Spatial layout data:
______________________________

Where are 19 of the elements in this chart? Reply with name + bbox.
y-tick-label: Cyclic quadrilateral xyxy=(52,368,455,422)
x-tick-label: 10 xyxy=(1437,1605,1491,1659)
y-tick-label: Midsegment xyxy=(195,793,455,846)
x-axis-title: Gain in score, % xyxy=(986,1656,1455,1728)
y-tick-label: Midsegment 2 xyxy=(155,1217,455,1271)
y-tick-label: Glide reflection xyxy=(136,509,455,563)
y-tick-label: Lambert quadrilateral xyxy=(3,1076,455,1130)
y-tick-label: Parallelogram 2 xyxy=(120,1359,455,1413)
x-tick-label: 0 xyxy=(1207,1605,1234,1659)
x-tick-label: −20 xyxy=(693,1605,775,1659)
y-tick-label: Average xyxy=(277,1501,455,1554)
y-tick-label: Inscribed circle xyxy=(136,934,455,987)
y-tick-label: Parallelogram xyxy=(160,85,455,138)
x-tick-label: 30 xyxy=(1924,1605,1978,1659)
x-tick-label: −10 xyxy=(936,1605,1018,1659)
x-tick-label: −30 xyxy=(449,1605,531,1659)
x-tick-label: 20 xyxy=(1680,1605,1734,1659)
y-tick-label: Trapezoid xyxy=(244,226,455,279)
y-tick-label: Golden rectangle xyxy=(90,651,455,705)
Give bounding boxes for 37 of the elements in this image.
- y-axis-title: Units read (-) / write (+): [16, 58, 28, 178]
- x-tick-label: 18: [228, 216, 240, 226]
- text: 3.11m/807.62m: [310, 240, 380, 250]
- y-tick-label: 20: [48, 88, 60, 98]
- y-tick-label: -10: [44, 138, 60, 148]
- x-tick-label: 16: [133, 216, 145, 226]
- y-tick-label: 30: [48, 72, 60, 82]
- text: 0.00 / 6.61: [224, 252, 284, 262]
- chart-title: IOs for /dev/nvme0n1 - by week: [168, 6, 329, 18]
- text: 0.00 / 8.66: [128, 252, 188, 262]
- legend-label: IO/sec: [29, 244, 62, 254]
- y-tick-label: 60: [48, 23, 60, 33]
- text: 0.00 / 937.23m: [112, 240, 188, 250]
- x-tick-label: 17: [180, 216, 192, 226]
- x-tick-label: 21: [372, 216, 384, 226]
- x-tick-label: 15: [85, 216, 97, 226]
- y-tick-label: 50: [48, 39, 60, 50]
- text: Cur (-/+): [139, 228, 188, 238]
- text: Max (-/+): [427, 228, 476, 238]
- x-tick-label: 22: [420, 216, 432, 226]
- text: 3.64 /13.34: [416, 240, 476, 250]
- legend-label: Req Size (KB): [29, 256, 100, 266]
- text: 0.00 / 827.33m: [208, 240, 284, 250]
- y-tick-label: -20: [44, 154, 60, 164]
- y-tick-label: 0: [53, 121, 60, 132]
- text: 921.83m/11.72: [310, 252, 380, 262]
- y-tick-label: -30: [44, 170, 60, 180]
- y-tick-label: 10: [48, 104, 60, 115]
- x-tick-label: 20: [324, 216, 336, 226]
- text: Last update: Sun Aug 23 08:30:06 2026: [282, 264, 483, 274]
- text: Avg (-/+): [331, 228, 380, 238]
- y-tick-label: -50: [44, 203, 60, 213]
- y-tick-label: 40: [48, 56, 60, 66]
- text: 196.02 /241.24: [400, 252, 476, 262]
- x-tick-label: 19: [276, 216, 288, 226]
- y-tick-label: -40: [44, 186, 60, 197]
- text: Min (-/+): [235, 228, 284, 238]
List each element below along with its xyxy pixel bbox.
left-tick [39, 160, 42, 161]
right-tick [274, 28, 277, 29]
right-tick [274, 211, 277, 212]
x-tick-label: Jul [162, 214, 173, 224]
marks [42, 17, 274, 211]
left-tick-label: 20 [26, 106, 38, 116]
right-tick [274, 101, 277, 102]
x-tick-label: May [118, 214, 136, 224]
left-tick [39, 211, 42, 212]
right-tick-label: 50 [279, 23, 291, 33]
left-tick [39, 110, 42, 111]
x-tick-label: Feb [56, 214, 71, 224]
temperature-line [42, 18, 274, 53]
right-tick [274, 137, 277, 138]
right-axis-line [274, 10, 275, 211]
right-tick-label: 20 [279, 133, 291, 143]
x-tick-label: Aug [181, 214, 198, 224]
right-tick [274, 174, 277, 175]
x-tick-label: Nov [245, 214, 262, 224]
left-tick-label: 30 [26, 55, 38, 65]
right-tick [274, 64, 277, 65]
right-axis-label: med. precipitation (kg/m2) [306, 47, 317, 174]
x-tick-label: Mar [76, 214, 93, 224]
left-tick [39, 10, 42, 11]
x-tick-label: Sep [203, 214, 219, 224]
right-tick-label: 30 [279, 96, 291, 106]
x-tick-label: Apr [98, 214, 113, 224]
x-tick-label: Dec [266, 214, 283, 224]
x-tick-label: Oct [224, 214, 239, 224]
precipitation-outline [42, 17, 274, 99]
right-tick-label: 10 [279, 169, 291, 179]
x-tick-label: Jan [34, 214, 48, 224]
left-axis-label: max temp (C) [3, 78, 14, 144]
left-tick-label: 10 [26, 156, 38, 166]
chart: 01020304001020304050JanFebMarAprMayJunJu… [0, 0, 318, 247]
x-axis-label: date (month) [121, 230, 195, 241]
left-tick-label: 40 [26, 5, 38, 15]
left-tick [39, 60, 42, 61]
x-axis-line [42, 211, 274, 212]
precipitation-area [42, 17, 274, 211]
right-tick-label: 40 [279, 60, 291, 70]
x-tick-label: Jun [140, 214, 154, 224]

______________________________

**Exercise task**
Copy all of the rows above line for line, without changing anything.

**Solution to the problem**
Where are 19 of the elements in this chart? Reply with name + bbox.
y-tick-label: Cyclic quadrilateral xyxy=(52,368,455,422)
x-tick-label: 10 xyxy=(1437,1605,1491,1659)
y-tick-label: Midsegment xyxy=(195,793,455,846)
x-axis-title: Gain in score, % xyxy=(986,1656,1455,1728)
y-tick-label: Midsegment 2 xyxy=(155,1217,455,1271)
y-tick-label: Glide reflection xyxy=(136,509,455,563)
y-tick-label: Lambert quadrilateral xyxy=(3,1076,455,1130)
y-tick-label: Parallelogram 2 xyxy=(120,1359,455,1413)
x-tick-label: 0 xyxy=(1207,1605,1234,1659)
x-tick-label: −20 xyxy=(693,1605,775,1659)
y-tick-label: Average xyxy=(277,1501,455,1554)
y-tick-label: Inscribed circle xyxy=(136,934,455,987)
y-tick-label: Parallelogram xyxy=(160,85,455,138)
x-tick-label: 30 xyxy=(1924,1605,1978,1659)
x-tick-label: −10 xyxy=(936,1605,1018,1659)
x-tick-label: −30 xyxy=(449,1605,531,1659)
x-tick-label: 20 xyxy=(1680,1605,1734,1659)
y-tick-label: Trapezoid xyxy=(244,226,455,279)
y-tick-label: Golden rectangle xyxy=(90,651,455,705)
Give bounding boxes for 37 of the elements in this image.
- y-axis-title: Units read (-) / write (+): [16, 58, 28, 178]
- x-tick-label: 18: [228, 216, 240, 226]
- text: 3.11m/807.62m: [310, 240, 380, 250]
- y-tick-label: 20: [48, 88, 60, 98]
- y-tick-label: -10: [44, 138, 60, 148]
- x-tick-label: 16: [133, 216, 145, 226]
- y-tick-label: 30: [48, 72, 60, 82]
- text: 0.00 / 6.61: [224, 252, 284, 262]
- chart-title: IOs for /dev/nvme0n1 - by week: [168, 6, 329, 18]
- text: 0.00 / 8.66: [128, 252, 188, 262]
- legend-label: IO/sec: [29, 244, 62, 254]
- y-tick-label: 60: [48, 23, 60, 33]
- text: 0.00 / 937.23m: [112, 240, 188, 250]
- x-tick-label: 17: [180, 216, 192, 226]
- x-tick-label: 21: [372, 216, 384, 226]
- x-tick-label: 15: [85, 216, 97, 226]
- y-tick-label: 50: [48, 39, 60, 50]
- text: Cur (-/+): [139, 228, 188, 238]
- text: Max (-/+): [427, 228, 476, 238]
- x-tick-label: 22: [420, 216, 432, 226]
- text: 3.64 /13.34: [416, 240, 476, 250]
- legend-label: Req Size (KB): [29, 256, 100, 266]
- text: 0.00 / 827.33m: [208, 240, 284, 250]
- y-tick-label: -20: [44, 154, 60, 164]
- y-tick-label: 0: [53, 121, 60, 132]
- text: 921.83m/11.72: [310, 252, 380, 262]
- y-tick-label: -30: [44, 170, 60, 180]
- y-tick-label: 10: [48, 104, 60, 115]
- x-tick-label: 20: [324, 216, 336, 226]
- text: Last update: Sun Aug 23 08:30:06 2026: [282, 264, 483, 274]
- text: Avg (-/+): [331, 228, 380, 238]
- y-tick-label: -50: [44, 203, 60, 213]
- y-tick-label: 40: [48, 56, 60, 66]
- text: 196.02 /241.24: [400, 252, 476, 262]
- x-tick-label: 19: [276, 216, 288, 226]
- y-tick-label: -40: [44, 186, 60, 197]
- text: Min (-/+): [235, 228, 284, 238]
List each element below along with its xyxy pixel bbox.
left-tick [39, 160, 42, 161]
right-tick [274, 28, 277, 29]
right-tick [274, 211, 277, 212]
x-tick-label: Jul [162, 214, 173, 224]
marks [42, 17, 274, 211]
left-tick-label: 20 [26, 106, 38, 116]
right-tick [274, 101, 277, 102]
x-tick-label: May [118, 214, 136, 224]
left-tick [39, 211, 42, 212]
right-tick-label: 50 [279, 23, 291, 33]
left-tick [39, 110, 42, 111]
x-tick-label: Feb [56, 214, 71, 224]
temperature-line [42, 18, 274, 53]
right-tick [274, 137, 277, 138]
right-axis-line [274, 10, 275, 211]
right-tick-label: 20 [279, 133, 291, 143]
x-tick-label: Aug [181, 214, 198, 224]
right-tick [274, 174, 277, 175]
x-tick-label: Nov [245, 214, 262, 224]
left-tick-label: 30 [26, 55, 38, 65]
right-tick [274, 64, 277, 65]
right-axis-label: med. precipitation (kg/m2) [306, 47, 317, 174]
x-tick-label: Mar [76, 214, 93, 224]
left-tick [39, 10, 42, 11]
x-tick-label: Sep [203, 214, 219, 224]
right-tick-label: 30 [279, 96, 291, 106]
x-tick-label: Apr [98, 214, 113, 224]
x-tick-label: Dec [266, 214, 283, 224]
x-tick-label: Oct [224, 214, 239, 224]
precipitation-outline [42, 17, 274, 99]
right-tick-label: 10 [279, 169, 291, 179]
x-tick-label: Jan [34, 214, 48, 224]
left-axis-label: max temp (C) [3, 78, 14, 144]
left-tick-label: 10 [26, 156, 38, 166]
chart: 01020304001020304050JanFebMarAprMayJunJu… [0, 0, 318, 247]
x-axis-label: date (month) [121, 230, 195, 241]
left-tick-label: 40 [26, 5, 38, 15]
left-tick [39, 60, 42, 61]
x-axis-line [42, 211, 274, 212]
precipitation-area [42, 17, 274, 211]
right-tick-label: 40 [279, 60, 291, 70]
x-tick-label: Jun [140, 214, 154, 224]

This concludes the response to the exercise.